EXERCISE TASK. In the material below, the lines containing the word "personal" are required; copy each of them.

# INFORMATION SUPPLIED start

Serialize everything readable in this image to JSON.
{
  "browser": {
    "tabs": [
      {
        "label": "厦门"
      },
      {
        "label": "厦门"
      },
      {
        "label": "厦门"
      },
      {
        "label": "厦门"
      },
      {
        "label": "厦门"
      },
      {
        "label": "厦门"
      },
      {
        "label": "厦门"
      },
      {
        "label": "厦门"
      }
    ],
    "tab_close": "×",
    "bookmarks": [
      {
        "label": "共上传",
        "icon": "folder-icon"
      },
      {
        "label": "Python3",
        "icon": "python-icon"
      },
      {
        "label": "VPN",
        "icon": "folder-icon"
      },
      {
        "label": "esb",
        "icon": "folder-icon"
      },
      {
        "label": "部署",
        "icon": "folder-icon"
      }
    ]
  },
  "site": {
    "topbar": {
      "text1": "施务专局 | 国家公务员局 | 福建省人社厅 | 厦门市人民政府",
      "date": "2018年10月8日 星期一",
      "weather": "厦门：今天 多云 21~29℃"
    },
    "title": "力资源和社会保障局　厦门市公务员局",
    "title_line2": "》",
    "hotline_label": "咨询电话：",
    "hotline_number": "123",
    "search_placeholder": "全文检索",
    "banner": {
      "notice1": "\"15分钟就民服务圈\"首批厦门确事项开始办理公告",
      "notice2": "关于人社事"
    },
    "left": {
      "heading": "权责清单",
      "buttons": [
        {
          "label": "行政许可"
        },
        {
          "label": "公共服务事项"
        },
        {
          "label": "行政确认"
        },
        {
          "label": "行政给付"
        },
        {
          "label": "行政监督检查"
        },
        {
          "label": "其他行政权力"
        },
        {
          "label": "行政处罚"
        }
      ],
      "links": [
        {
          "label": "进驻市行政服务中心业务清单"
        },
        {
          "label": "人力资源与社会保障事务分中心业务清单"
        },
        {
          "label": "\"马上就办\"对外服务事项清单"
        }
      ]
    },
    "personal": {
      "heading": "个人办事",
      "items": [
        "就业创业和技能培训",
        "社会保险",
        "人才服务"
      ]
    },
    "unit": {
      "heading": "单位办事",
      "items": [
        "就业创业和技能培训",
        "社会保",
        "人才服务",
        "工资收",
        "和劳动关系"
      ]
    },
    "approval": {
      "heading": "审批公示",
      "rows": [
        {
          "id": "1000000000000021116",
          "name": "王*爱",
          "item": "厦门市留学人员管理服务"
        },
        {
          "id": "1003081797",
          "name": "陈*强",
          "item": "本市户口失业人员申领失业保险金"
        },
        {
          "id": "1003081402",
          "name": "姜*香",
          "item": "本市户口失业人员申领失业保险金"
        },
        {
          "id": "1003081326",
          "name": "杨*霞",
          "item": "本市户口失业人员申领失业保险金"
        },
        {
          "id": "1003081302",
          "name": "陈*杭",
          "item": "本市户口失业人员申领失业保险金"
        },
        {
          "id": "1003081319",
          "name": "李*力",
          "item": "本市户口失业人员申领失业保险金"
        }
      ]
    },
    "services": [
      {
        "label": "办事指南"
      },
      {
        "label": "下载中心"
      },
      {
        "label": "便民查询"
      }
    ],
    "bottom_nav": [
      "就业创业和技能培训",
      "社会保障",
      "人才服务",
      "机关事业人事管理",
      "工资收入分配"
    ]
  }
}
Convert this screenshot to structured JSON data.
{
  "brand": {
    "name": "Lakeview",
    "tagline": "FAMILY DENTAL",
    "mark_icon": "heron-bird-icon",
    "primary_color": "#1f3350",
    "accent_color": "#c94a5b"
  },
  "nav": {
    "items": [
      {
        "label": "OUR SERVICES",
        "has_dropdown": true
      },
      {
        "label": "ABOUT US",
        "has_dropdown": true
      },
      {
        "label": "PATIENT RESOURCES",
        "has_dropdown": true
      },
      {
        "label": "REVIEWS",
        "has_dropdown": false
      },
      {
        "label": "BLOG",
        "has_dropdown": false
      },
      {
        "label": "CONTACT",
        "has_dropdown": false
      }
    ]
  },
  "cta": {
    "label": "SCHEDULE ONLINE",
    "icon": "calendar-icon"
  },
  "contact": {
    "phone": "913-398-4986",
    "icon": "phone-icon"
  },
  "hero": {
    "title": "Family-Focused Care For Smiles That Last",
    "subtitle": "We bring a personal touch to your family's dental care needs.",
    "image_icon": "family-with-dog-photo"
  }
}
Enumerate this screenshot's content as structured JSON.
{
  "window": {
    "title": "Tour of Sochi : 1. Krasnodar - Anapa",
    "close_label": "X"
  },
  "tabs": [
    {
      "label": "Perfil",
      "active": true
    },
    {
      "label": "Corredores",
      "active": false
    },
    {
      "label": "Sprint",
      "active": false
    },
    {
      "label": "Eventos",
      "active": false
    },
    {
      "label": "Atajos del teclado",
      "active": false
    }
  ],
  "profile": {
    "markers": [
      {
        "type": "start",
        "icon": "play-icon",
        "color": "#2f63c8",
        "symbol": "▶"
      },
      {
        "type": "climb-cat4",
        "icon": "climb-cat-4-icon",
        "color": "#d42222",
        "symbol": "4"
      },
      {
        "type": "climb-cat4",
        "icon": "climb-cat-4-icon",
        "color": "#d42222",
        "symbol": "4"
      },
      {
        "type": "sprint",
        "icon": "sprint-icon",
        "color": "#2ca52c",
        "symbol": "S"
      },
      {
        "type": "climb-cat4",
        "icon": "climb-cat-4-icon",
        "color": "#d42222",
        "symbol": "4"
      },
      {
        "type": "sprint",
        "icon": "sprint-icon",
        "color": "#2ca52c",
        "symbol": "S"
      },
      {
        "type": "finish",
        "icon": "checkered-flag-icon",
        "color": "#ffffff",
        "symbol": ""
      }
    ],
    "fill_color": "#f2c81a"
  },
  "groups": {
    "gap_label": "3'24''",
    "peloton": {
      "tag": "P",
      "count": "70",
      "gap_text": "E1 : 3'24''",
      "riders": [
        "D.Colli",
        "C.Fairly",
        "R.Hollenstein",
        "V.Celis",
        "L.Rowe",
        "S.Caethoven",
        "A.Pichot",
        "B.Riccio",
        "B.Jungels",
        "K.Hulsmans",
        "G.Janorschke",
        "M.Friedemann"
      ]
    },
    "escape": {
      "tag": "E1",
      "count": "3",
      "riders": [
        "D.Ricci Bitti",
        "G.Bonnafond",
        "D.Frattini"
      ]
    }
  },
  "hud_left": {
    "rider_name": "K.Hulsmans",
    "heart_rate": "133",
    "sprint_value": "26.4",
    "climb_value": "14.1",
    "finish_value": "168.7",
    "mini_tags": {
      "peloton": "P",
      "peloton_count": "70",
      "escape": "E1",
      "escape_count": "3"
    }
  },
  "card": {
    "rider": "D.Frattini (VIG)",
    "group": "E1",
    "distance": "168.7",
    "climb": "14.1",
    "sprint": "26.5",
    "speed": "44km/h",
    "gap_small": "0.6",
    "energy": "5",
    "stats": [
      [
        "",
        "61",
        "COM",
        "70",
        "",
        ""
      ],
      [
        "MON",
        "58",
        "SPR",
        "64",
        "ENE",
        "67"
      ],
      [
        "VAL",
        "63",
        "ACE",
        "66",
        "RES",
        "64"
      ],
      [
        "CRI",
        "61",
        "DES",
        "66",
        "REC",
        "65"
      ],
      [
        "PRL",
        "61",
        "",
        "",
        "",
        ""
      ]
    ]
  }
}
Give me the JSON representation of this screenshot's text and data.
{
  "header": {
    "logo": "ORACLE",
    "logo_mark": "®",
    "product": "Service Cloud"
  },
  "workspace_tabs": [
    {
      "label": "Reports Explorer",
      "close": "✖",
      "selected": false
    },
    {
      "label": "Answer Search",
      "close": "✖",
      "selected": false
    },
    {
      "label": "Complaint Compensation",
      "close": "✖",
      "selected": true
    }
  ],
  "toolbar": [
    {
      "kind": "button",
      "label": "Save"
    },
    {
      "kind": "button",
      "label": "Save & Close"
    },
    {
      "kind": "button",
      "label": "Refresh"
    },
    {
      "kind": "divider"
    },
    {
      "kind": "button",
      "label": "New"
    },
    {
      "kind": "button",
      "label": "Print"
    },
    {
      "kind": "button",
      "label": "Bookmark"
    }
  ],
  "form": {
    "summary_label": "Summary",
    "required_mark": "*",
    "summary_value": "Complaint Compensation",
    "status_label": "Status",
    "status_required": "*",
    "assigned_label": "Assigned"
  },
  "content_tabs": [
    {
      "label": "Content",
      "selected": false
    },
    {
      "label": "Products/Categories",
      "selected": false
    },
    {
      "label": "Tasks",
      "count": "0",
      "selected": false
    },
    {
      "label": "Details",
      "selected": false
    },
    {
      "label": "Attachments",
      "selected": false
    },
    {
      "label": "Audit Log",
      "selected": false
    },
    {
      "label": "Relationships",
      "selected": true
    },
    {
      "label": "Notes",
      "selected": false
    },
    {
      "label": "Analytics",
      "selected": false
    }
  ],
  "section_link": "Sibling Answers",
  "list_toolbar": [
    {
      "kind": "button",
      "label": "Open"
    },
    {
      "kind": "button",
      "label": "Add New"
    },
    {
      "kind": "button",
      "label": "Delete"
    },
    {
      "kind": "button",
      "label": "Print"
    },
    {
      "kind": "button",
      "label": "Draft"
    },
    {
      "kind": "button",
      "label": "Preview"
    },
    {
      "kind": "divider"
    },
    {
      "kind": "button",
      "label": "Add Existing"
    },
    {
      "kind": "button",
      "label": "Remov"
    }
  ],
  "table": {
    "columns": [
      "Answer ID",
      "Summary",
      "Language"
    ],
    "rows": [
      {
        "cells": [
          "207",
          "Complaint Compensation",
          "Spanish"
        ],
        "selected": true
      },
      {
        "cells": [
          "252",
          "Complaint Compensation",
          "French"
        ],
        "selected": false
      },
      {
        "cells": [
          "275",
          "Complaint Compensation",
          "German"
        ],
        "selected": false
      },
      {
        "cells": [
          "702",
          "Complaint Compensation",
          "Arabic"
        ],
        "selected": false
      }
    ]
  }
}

# INFORMATION SUPPLIED end

SOLUTION TO THE PROBLEM.
    "personal": {
    "subtitle": "We bring a personal touch to your family's dental care needs.",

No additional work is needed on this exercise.